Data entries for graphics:

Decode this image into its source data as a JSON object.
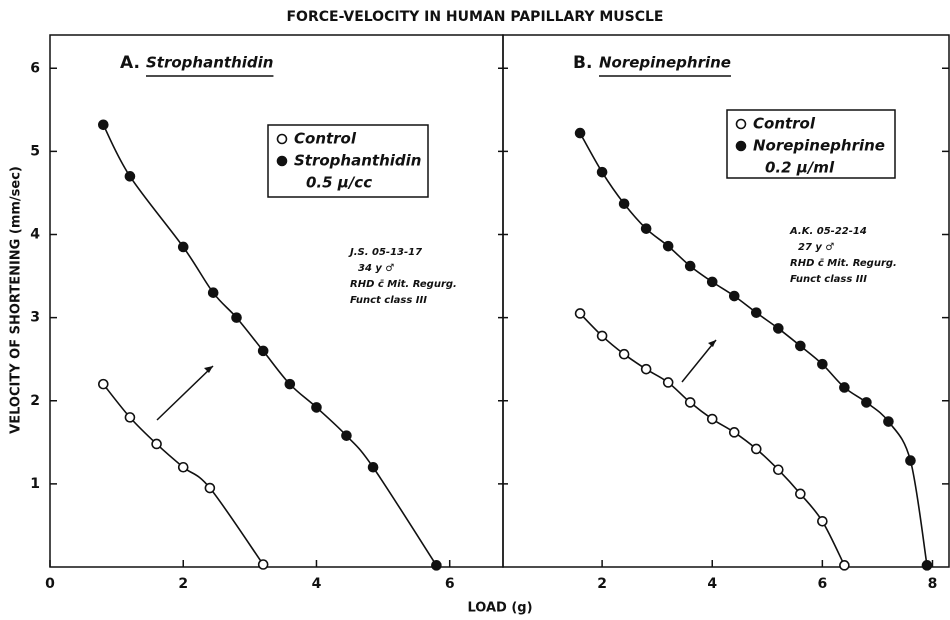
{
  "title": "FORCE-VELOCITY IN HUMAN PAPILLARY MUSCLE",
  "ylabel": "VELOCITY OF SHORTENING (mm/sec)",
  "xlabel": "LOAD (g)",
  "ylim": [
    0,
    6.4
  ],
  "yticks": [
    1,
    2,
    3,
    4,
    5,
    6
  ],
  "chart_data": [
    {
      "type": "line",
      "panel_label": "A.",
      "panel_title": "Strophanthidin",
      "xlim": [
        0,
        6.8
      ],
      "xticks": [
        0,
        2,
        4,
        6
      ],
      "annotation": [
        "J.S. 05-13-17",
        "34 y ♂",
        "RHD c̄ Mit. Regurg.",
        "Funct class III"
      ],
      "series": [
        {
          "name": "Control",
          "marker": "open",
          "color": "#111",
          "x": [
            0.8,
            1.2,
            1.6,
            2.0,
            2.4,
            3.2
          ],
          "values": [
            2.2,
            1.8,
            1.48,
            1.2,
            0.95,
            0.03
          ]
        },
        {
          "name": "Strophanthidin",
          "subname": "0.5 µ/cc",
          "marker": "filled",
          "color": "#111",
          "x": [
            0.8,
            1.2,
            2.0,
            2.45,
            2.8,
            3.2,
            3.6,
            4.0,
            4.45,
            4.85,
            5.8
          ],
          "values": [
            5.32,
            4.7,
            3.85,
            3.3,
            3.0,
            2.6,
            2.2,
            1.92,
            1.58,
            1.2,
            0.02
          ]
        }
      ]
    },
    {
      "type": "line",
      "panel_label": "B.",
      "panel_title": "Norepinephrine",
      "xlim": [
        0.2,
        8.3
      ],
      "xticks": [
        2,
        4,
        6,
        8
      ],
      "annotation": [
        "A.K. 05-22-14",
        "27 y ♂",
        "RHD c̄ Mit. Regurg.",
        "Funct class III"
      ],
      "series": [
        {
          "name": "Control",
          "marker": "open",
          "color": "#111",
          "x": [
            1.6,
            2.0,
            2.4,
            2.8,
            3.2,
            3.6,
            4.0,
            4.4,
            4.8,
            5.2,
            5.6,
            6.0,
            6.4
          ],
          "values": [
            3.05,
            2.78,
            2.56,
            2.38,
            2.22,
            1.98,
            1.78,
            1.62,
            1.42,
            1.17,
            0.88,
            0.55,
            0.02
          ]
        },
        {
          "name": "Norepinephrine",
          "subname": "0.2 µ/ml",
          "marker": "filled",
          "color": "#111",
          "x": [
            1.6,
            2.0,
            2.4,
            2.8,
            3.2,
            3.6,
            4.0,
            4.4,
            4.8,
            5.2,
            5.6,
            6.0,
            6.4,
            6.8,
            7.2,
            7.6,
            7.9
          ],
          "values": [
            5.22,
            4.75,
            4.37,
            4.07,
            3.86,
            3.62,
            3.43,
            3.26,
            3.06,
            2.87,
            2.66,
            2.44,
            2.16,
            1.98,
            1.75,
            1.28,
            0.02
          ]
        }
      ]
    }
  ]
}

==

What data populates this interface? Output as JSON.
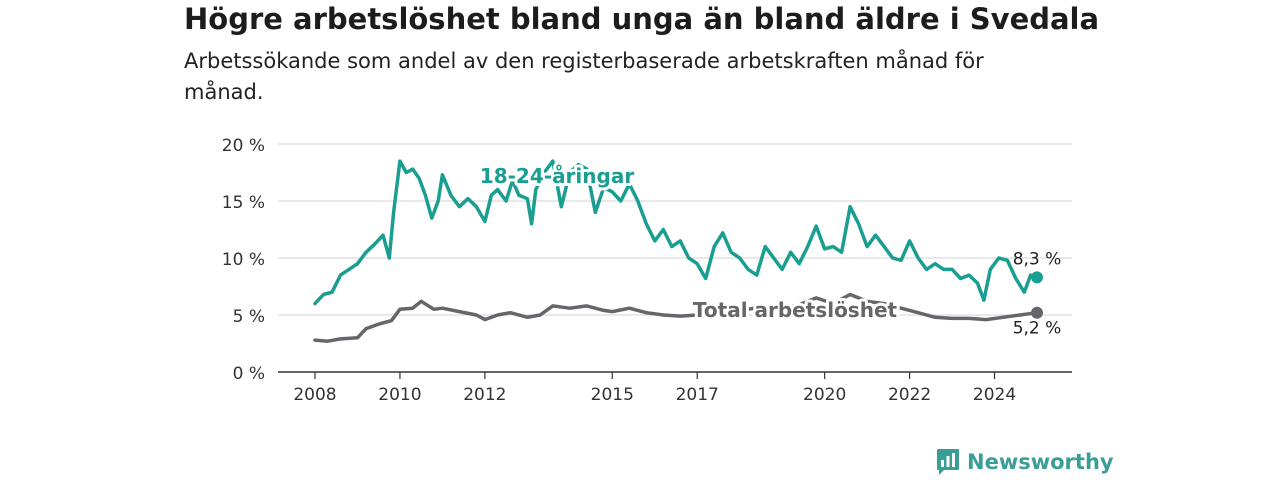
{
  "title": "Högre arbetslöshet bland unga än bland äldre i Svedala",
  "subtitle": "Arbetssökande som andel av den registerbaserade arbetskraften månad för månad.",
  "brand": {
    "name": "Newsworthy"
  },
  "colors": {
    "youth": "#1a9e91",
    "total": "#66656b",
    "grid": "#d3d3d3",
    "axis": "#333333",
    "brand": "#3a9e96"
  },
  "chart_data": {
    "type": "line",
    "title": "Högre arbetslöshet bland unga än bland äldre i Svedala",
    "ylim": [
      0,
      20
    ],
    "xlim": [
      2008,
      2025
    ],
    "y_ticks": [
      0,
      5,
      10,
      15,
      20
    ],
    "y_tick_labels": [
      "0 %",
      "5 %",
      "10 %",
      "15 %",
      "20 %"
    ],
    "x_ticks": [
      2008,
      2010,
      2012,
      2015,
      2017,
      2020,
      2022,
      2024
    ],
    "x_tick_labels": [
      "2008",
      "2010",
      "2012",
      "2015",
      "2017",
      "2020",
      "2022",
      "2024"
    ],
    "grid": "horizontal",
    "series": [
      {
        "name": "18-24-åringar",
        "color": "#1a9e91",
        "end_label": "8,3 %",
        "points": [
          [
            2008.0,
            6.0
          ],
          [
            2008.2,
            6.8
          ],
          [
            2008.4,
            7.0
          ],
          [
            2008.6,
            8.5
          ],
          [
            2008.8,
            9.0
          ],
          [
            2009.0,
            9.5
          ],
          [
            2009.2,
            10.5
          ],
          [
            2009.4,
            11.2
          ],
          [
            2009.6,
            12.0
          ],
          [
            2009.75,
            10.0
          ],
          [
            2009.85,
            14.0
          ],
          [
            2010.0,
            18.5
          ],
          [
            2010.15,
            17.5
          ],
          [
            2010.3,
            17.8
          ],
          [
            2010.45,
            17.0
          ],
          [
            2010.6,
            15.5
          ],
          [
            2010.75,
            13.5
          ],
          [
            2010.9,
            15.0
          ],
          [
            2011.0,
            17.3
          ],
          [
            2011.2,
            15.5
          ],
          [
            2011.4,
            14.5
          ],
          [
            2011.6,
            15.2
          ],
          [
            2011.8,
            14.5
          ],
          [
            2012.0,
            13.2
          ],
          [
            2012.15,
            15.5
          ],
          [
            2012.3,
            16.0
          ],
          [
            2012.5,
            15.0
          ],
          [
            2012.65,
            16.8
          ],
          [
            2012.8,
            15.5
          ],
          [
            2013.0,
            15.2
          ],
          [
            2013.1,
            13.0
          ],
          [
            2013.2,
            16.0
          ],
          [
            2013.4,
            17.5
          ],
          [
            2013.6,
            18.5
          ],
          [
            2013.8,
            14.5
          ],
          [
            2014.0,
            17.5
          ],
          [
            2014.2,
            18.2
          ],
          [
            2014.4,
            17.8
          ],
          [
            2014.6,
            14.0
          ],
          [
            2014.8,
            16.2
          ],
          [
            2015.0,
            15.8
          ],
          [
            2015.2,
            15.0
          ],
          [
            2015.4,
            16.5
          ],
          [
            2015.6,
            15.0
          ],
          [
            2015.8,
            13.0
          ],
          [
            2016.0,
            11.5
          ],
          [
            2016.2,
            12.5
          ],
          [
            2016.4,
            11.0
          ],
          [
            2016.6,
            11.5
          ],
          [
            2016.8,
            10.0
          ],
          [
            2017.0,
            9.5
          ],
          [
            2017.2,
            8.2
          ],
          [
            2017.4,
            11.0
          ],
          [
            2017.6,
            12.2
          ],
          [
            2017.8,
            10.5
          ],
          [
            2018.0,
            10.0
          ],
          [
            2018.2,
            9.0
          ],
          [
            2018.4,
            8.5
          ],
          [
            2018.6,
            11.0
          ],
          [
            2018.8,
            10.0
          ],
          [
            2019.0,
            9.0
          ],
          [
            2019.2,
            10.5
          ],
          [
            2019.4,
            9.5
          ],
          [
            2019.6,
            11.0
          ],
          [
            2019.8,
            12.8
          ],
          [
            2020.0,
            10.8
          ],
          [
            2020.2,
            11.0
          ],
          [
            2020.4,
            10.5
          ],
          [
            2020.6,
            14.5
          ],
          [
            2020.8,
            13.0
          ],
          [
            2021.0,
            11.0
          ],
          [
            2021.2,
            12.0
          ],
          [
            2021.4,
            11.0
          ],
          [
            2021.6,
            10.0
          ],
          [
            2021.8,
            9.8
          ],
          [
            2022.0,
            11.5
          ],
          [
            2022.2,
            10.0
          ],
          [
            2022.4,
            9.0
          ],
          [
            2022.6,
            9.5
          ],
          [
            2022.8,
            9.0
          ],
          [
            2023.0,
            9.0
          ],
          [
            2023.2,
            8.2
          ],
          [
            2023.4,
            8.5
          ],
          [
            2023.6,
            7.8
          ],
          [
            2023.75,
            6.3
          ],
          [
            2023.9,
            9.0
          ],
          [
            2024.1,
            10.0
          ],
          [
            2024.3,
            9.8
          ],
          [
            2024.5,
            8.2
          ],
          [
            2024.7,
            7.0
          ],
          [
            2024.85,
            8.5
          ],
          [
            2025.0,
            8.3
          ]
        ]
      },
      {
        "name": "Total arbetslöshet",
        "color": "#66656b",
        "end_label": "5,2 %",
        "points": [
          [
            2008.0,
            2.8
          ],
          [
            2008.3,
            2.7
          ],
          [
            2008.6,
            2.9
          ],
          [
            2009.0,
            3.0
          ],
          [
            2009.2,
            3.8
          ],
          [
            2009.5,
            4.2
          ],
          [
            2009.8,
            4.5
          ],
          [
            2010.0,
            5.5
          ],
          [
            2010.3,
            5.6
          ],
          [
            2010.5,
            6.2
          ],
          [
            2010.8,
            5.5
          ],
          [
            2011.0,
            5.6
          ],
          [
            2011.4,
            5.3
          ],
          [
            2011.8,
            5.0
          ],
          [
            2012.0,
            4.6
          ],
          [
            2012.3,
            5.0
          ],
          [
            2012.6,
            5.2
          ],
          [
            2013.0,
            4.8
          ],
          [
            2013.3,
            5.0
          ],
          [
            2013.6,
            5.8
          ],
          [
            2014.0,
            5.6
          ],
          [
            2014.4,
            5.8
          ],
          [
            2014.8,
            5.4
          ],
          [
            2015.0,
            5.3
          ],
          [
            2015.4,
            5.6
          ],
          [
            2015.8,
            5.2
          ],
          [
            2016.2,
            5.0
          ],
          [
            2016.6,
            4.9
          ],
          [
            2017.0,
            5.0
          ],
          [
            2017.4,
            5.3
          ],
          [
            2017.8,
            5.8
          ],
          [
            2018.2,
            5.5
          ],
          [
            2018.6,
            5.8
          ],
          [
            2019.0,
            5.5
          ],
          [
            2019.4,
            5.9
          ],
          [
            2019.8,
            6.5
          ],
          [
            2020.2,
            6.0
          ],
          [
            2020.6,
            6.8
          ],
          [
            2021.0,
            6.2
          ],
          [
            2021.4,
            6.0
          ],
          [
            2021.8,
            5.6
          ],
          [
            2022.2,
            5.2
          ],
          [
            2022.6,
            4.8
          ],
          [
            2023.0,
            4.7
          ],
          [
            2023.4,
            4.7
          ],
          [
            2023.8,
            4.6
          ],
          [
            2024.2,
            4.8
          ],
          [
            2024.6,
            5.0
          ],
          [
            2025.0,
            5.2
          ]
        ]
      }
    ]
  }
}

* * *

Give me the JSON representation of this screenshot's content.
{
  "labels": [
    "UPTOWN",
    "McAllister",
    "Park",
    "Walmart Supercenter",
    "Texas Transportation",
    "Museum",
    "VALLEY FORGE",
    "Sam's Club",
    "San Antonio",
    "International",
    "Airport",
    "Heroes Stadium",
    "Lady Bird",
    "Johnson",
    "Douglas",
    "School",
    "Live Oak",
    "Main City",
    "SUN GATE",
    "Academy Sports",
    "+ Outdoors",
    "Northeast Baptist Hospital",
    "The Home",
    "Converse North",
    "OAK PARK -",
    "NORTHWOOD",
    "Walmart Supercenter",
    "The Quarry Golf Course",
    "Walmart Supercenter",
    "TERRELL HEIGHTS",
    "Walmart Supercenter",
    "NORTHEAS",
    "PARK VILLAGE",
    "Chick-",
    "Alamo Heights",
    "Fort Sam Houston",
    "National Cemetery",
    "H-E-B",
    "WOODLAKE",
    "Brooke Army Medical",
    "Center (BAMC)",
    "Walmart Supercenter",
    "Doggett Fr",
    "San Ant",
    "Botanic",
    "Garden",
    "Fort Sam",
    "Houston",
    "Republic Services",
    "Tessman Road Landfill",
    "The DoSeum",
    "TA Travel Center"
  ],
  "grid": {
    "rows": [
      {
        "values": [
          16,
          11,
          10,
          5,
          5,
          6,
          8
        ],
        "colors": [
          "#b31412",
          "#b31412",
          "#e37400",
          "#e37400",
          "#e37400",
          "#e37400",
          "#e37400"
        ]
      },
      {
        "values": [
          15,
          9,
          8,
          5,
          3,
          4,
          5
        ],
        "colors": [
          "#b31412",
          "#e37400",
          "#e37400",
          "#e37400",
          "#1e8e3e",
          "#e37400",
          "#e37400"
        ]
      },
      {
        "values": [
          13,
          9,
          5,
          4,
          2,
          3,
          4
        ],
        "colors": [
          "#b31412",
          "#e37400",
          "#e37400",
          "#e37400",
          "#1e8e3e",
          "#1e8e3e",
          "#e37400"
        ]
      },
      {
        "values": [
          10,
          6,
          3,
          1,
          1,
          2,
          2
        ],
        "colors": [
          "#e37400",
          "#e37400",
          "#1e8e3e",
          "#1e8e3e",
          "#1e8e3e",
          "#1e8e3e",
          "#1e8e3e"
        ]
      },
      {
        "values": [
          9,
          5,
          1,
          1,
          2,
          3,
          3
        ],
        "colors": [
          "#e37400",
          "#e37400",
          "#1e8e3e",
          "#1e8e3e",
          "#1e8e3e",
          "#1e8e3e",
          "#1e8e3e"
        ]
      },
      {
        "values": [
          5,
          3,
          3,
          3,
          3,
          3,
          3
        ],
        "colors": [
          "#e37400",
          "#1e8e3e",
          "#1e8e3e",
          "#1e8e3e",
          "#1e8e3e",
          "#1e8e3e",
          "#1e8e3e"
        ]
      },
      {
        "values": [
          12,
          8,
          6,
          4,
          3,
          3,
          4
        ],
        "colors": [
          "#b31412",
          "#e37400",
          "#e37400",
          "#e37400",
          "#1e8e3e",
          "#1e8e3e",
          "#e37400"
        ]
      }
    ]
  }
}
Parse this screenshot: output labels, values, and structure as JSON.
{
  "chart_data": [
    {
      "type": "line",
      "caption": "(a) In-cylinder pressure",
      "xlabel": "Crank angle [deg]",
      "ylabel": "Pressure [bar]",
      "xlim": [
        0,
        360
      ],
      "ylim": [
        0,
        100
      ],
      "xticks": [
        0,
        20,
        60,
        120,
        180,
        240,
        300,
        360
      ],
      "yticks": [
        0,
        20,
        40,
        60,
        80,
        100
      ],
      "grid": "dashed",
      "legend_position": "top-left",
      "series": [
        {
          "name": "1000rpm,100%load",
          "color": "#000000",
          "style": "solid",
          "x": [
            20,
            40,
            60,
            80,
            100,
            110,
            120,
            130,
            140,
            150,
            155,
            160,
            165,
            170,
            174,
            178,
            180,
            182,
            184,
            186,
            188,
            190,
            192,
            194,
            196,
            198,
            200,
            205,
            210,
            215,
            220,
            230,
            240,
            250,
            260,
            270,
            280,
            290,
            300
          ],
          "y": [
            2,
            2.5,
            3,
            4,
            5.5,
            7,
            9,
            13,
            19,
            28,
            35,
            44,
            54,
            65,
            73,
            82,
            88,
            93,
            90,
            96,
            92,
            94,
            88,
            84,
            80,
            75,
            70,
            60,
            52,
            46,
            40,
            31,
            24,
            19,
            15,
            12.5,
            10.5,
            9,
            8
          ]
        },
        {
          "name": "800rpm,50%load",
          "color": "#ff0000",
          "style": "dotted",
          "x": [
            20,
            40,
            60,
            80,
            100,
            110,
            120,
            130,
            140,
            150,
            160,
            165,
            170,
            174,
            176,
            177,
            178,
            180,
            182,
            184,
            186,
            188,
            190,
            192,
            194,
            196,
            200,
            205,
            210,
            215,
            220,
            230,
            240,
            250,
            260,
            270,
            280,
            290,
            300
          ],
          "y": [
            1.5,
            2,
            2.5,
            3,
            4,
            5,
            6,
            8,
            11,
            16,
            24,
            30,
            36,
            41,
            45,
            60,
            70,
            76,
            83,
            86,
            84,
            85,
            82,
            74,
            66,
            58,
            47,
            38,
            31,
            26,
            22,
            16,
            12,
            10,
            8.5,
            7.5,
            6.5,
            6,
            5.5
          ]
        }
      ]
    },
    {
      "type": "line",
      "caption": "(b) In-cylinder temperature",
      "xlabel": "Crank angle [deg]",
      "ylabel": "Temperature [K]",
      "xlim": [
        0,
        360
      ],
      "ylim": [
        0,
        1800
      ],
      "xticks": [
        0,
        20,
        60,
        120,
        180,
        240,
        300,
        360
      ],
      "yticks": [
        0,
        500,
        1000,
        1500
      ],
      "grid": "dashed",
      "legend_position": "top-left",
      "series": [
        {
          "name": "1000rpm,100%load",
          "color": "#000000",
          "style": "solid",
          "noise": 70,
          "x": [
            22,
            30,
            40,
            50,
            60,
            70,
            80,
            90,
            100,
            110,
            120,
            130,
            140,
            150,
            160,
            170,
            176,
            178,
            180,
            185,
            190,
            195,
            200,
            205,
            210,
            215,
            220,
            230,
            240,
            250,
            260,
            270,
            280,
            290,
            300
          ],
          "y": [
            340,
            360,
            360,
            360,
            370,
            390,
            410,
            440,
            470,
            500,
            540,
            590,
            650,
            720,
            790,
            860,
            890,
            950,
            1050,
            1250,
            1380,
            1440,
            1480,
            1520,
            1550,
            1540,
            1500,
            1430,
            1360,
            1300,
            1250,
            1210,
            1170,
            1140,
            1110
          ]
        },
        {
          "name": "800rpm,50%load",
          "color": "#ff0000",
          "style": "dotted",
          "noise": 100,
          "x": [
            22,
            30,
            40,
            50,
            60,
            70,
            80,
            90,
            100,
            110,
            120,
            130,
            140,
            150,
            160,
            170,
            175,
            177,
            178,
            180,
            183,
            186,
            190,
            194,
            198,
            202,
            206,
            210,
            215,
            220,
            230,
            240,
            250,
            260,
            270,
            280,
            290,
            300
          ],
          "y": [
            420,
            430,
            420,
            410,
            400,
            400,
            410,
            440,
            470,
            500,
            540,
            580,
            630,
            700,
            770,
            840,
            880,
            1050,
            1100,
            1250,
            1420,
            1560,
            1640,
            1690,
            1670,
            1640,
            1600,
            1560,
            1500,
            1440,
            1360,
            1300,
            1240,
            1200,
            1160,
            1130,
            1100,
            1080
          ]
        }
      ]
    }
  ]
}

_Goal_. Reply with only the number of lines in the material above where the string "VELOCITY" appears.

_Correct result_. 2